** Begin **

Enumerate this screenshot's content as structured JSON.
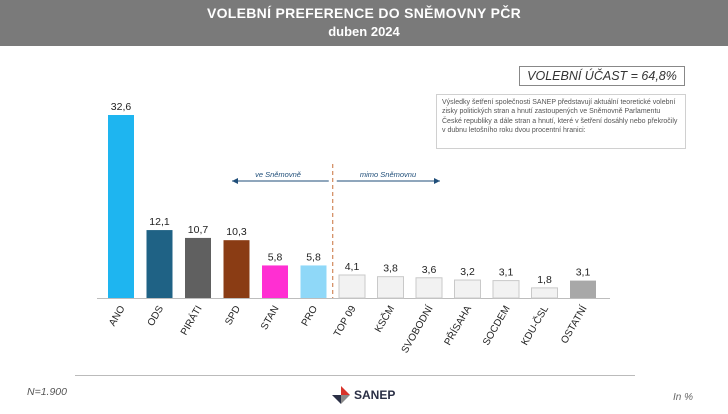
{
  "header": {
    "title": "VOLEBNÍ PREFERENCE DO SNĚMOVNY PČR",
    "subtitle": "duben 2024"
  },
  "turnout": "VOLEBNÍ ÚČAST = 64,8%",
  "note": "Výsledky šetření společnosti SANEP představují aktuální teoretické volební zisky politických stran a hnutí zastoupených ve Sněmovně Parlamentu České republiky a dále stran a hnutí, které v šetření dosáhly nebo překročily v dubnu letošního roku dvou procentní hranici:",
  "footer": {
    "sample": "N=1.900",
    "unit": "In %",
    "logo_text": "SANEP"
  },
  "colors": {
    "header_bg": "#7a7a7a",
    "divider": "#c8703a",
    "arrow": "#1f4e79"
  },
  "chart_data": {
    "type": "bar",
    "categories": [
      "ANO",
      "ODS",
      "PIRÁTI",
      "SPD",
      "STAN",
      "PRO",
      "TOP 09",
      "KSČM",
      "SVOBODNÍ",
      "PŘÍSAHA",
      "SOCDEM",
      "KDU-ČSL",
      "OSTATNÍ"
    ],
    "values": [
      32.6,
      12.1,
      10.7,
      10.3,
      5.8,
      5.8,
      4.1,
      3.8,
      3.6,
      3.2,
      3.1,
      1.8,
      3.1
    ],
    "value_labels": [
      "32,6",
      "12,1",
      "10,7",
      "10,3",
      "5,8",
      "5,8",
      "4,1",
      "3,8",
      "3,6",
      "3,2",
      "3,1",
      "1,8",
      "3,1"
    ],
    "colors": [
      "#1eb5f0",
      "#1f6285",
      "#606060",
      "#8a3c14",
      "#ff2fd2",
      "#8fd8f8",
      "#f2f2f2",
      "#f2f2f2",
      "#f2f2f2",
      "#f2f2f2",
      "#f2f2f2",
      "#f2f2f2",
      "#a8a8a8"
    ],
    "ylim": [
      0,
      34
    ],
    "annotations": {
      "in_parliament": "ve Sněmovně",
      "outside_parliament": "mimo Sněmovnu"
    }
  }
}
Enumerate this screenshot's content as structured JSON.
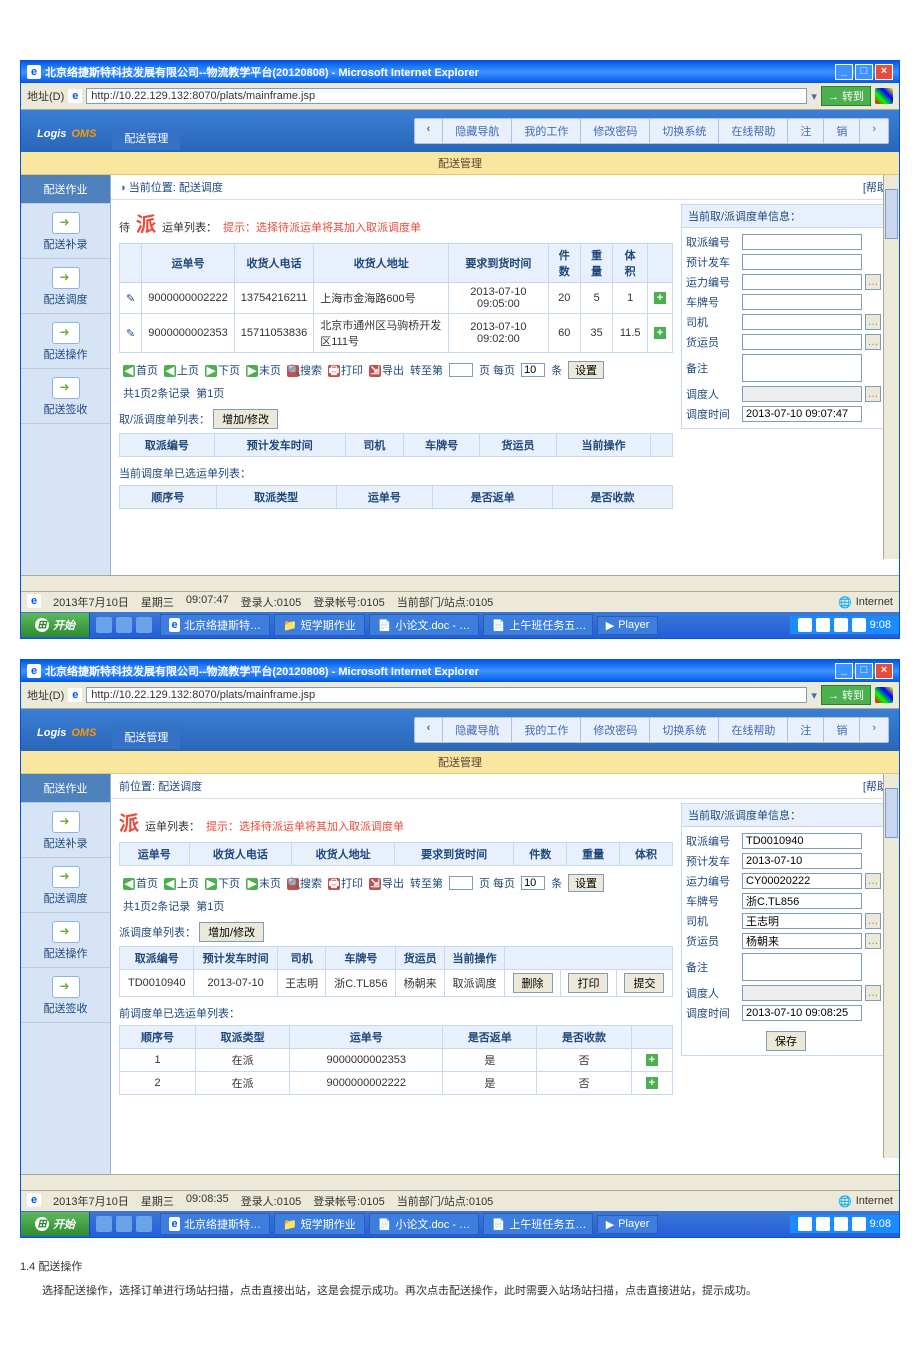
{
  "window": {
    "title": "北京络捷斯特科技发展有限公司--物流教学平台(20120808) - Microsoft Internet Explorer",
    "addr_label": "地址(D)",
    "url": "http://10.22.129.132:8070/plats/mainframe.jsp",
    "go": "转到"
  },
  "header": {
    "logo1": "Logis",
    "logo2": "OMS",
    "tab": "配送管理",
    "nav_prev": "‹",
    "nav_items": [
      "隐藏导航",
      "我的工作",
      "修改密码",
      "切换系统",
      "在线帮助",
      "注",
      "销"
    ],
    "nav_next": "›"
  },
  "subheader": "配送管理",
  "sidebar": {
    "items": [
      {
        "label": "配送作业",
        "active": true,
        "noicon": true
      },
      {
        "label": "配送补录"
      },
      {
        "label": "配送调度"
      },
      {
        "label": "配送操作"
      },
      {
        "label": "配送签收"
      }
    ]
  },
  "sc1": {
    "breadcrumb_icon": "◑",
    "breadcrumb": "当前位置: 配送调度",
    "help": "[帮助]",
    "wait": "待",
    "pai": "派",
    "list_label": "运单列表：",
    "hint": "提示：选择待派运单将其加入取派调度单",
    "table1": {
      "cols": [
        "",
        "运单号",
        "收货人电话",
        "收货人地址",
        "要求到货时间",
        "件数",
        "重量",
        "体积",
        ""
      ],
      "rows": [
        [
          "✎",
          "9000000002222",
          "13754216211",
          "上海市金海路600号",
          "2013-07-10 09:05:00",
          "20",
          "5",
          "1",
          "+"
        ],
        [
          "✎",
          "9000000002353",
          "15711053836",
          "北京市通州区马驹桥开发区111号",
          "2013-07-10 09:02:00",
          "60",
          "35",
          "11.5",
          "+"
        ]
      ]
    },
    "pager": {
      "first": "首页",
      "prev": "上页",
      "next": "下页",
      "last": "末页",
      "search": "搜索",
      "print": "打印",
      "export": "导出",
      "jump": "转至第",
      "page_sfx": "页 每页",
      "per": "10",
      "unit": "条",
      "set": "设置",
      "total": "共1页2条记录",
      "cur": "第1页"
    },
    "sec2_label": "取/派调度单列表：",
    "addmod": "增加/修改",
    "table2_cols": [
      "取派编号",
      "预计发车时间",
      "司机",
      "车牌号",
      "货运员",
      "当前操作",
      ""
    ],
    "sec3_label": "当前调度单已选运单列表：",
    "table3_cols": [
      "顺序号",
      "取派类型",
      "运单号",
      "是否返单",
      "是否收款"
    ],
    "panel_header": "当前取/派调度单信息：",
    "panel_fields": [
      {
        "l": "取派编号",
        "v": "",
        "pick": false
      },
      {
        "l": "预计发车",
        "v": "",
        "pick": false
      },
      {
        "l": "运力编号",
        "v": "",
        "pick": true
      },
      {
        "l": "车牌号",
        "v": "",
        "pick": false
      },
      {
        "l": "司机",
        "v": "",
        "pick": true
      },
      {
        "l": "货运员",
        "v": "",
        "pick": true
      },
      {
        "l": "备注",
        "v": "",
        "ta": true
      },
      {
        "l": "调度人",
        "v": "",
        "pick": true,
        "dis": true
      },
      {
        "l": "调度时间",
        "v": "2013-07-10 09:07:47",
        "pick": false
      }
    ]
  },
  "sc2": {
    "breadcrumb": "前位置: 配送调度",
    "help": "[帮助]",
    "pai": "派",
    "list_label": "运单列表：",
    "hint": "提示：选择待派运单将其加入取派调度单",
    "table1": {
      "cols": [
        "运单号",
        "收货人电话",
        "收货人地址",
        "要求到货时间",
        "件数",
        "重量",
        "体积"
      ]
    },
    "pager": {
      "first": "首页",
      "prev": "上页",
      "next": "下页",
      "last": "末页",
      "search": "搜索",
      "print": "打印",
      "export": "导出",
      "jump": "转至第",
      "page_sfx": "页 每页",
      "per": "10",
      "unit": "条",
      "set": "设置",
      "total": "共1页2条记录",
      "cur": "第1页"
    },
    "sec2_label": "派调度单列表：",
    "addmod": "增加/修改",
    "table2": {
      "cols": [
        "取派编号",
        "预计发车时间",
        "司机",
        "车牌号",
        "货运员",
        "当前操作"
      ],
      "rows": [
        [
          "TD0010940",
          "2013-07-10",
          "王志明",
          "浙C.TL856",
          "杨朝来",
          "取派调度"
        ]
      ],
      "btns": [
        "删除",
        "打印",
        "提交"
      ]
    },
    "sec3_label": "前调度单已选运单列表：",
    "table3": {
      "cols": [
        "顺序号",
        "取派类型",
        "运单号",
        "是否返单",
        "是否收款",
        ""
      ],
      "rows": [
        [
          "1",
          "在派",
          "9000000002353",
          "是",
          "否",
          "+"
        ],
        [
          "2",
          "在派",
          "9000000002222",
          "是",
          "否",
          "+"
        ]
      ]
    },
    "panel_header": "当前取/派调度单信息：",
    "panel_fields": [
      {
        "l": "取派编号",
        "v": "TD0010940"
      },
      {
        "l": "预计发车",
        "v": "2013-07-10"
      },
      {
        "l": "运力编号",
        "v": "CY00020222",
        "pick": true
      },
      {
        "l": "车牌号",
        "v": "浙C.TL856"
      },
      {
        "l": "司机",
        "v": "王志明",
        "pick": true
      },
      {
        "l": "货运员",
        "v": "杨朝来",
        "pick": true
      },
      {
        "l": "备注",
        "v": "",
        "ta": true
      },
      {
        "l": "调度人",
        "v": "",
        "pick": true,
        "dis": true
      },
      {
        "l": "调度时间",
        "v": "2013-07-10 09:08:25"
      }
    ],
    "save": "保存"
  },
  "status1": {
    "date": "2013年7月10日",
    "wd": "星期三",
    "time": "09:07:47",
    "login": "登录人:0105",
    "acct": "登录帐号:0105",
    "dept": "当前部门/站点:0105",
    "net": "Internet"
  },
  "status2": {
    "date": "2013年7月10日",
    "wd": "星期三",
    "time": "09:08:35",
    "login": "登录人:0105",
    "acct": "登录帐号:0105",
    "dept": "当前部门/站点:0105",
    "net": "Internet"
  },
  "taskbar1": {
    "start": "开始",
    "tasks": [
      "北京络捷斯特…",
      "短学期作业",
      "小论文.doc - …",
      "上午班任务五…",
      "Player"
    ],
    "clock": "9:08"
  },
  "taskbar2": {
    "start": "开始",
    "tasks": [
      "北京络捷斯特…",
      "短学期作业",
      "小论文.doc - …",
      "上午班任务五…",
      "Player"
    ],
    "clock": "9:08"
  },
  "doc": {
    "h": "1.4 配送操作",
    "p": "选择配送操作，选择订单进行场站扫描，点击直接出站，这是会提示成功。再次点击配送操作，此时需要入站场站扫描，点击直接进站，提示成功。"
  },
  "colors": {
    "titlebar": "#0058e6",
    "accent": "#4f81bd",
    "warn": "#e74c3c"
  }
}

** End **

- **EXERCISE BRIEF**: Scan the listing above and identify each line holding the string "配送调度"; copy every such line.

- **EXERCISE SOLUTION**:
        "label": "配送调度"
    "breadcrumb": "当前位置: 配送调度",
    "breadcrumb": "前位置: 配送调度",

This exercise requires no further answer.